_Provided entries_

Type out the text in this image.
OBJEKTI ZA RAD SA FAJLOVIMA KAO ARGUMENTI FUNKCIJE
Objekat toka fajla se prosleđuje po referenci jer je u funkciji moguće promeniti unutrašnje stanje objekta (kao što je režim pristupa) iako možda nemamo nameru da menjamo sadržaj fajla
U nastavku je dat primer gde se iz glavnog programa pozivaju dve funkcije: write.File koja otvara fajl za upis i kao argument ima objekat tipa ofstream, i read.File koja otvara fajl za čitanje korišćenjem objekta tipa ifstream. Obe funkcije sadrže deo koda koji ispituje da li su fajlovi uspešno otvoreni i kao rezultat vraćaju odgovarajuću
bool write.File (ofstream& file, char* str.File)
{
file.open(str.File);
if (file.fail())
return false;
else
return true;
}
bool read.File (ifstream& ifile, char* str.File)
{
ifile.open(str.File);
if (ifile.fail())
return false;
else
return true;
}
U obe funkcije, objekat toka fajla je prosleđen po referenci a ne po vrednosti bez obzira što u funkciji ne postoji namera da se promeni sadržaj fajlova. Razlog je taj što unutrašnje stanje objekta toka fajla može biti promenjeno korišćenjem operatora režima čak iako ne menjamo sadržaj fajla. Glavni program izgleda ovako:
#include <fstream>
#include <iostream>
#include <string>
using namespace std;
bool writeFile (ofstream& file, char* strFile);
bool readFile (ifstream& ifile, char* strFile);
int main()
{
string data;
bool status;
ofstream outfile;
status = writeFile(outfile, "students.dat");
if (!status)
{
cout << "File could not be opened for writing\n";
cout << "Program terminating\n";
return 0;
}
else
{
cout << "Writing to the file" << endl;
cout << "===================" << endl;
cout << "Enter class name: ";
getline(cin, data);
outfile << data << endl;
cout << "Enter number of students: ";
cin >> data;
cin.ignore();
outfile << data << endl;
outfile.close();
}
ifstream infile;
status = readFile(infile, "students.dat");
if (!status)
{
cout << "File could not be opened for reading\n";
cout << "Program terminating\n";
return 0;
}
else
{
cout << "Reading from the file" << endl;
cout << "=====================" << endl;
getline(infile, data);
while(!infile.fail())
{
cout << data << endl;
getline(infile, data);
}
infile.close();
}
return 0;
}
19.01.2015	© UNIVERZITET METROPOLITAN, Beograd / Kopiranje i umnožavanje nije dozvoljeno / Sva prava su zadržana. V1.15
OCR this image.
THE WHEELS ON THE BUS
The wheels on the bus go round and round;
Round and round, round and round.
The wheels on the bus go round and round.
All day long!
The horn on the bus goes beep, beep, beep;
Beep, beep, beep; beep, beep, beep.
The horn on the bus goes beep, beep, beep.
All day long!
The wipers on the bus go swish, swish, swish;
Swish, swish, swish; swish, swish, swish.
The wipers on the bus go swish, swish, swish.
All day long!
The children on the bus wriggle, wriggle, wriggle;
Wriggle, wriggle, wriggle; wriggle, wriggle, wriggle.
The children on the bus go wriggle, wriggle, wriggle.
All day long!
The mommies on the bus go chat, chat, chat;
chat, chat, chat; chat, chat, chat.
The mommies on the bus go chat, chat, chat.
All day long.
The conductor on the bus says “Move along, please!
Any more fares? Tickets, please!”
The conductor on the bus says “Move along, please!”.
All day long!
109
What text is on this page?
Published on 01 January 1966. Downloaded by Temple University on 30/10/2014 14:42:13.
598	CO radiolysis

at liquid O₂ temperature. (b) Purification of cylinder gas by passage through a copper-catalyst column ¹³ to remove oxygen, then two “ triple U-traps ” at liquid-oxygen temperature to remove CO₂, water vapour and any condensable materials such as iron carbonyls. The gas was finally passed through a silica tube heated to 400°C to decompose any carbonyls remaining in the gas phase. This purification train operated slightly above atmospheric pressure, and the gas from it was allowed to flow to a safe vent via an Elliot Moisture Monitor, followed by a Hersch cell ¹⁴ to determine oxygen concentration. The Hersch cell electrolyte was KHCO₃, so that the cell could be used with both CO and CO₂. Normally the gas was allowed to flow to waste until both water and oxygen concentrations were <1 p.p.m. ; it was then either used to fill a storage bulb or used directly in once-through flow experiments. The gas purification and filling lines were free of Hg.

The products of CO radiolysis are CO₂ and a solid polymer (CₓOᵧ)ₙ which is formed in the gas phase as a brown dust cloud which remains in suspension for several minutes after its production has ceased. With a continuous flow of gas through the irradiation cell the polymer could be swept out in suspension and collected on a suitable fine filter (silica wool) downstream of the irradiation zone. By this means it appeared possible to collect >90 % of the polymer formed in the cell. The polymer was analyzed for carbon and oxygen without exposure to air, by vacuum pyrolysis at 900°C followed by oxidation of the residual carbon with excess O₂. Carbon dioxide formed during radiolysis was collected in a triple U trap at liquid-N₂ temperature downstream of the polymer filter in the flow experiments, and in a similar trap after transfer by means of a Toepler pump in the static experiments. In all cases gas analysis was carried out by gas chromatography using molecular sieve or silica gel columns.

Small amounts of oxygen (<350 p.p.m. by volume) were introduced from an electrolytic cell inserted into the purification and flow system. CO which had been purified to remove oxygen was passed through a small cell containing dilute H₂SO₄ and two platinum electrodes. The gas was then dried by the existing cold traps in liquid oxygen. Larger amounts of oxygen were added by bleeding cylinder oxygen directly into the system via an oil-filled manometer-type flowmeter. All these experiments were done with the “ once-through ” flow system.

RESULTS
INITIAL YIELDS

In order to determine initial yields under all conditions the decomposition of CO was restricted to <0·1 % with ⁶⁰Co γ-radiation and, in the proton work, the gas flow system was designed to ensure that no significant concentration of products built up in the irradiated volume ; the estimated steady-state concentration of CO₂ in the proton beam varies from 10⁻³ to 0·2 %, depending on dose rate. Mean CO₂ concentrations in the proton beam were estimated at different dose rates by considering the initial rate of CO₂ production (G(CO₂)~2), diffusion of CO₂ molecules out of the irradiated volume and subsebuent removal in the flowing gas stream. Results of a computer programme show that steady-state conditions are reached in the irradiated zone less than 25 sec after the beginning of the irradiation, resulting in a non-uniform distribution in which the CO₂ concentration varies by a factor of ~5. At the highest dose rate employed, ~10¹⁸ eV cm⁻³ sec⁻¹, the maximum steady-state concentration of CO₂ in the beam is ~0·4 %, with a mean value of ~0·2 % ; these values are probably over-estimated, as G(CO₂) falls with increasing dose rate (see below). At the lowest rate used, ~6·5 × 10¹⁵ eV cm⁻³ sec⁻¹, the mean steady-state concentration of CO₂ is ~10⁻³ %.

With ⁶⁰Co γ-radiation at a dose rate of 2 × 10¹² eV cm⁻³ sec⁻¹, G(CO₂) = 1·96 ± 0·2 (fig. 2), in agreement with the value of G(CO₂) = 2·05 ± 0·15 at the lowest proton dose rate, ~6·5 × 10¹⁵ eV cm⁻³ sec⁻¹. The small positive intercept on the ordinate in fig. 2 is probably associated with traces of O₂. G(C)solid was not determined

_The problem_
For the data above, state how many lines contain "endl"; the number is the whole answer.

_Result_
7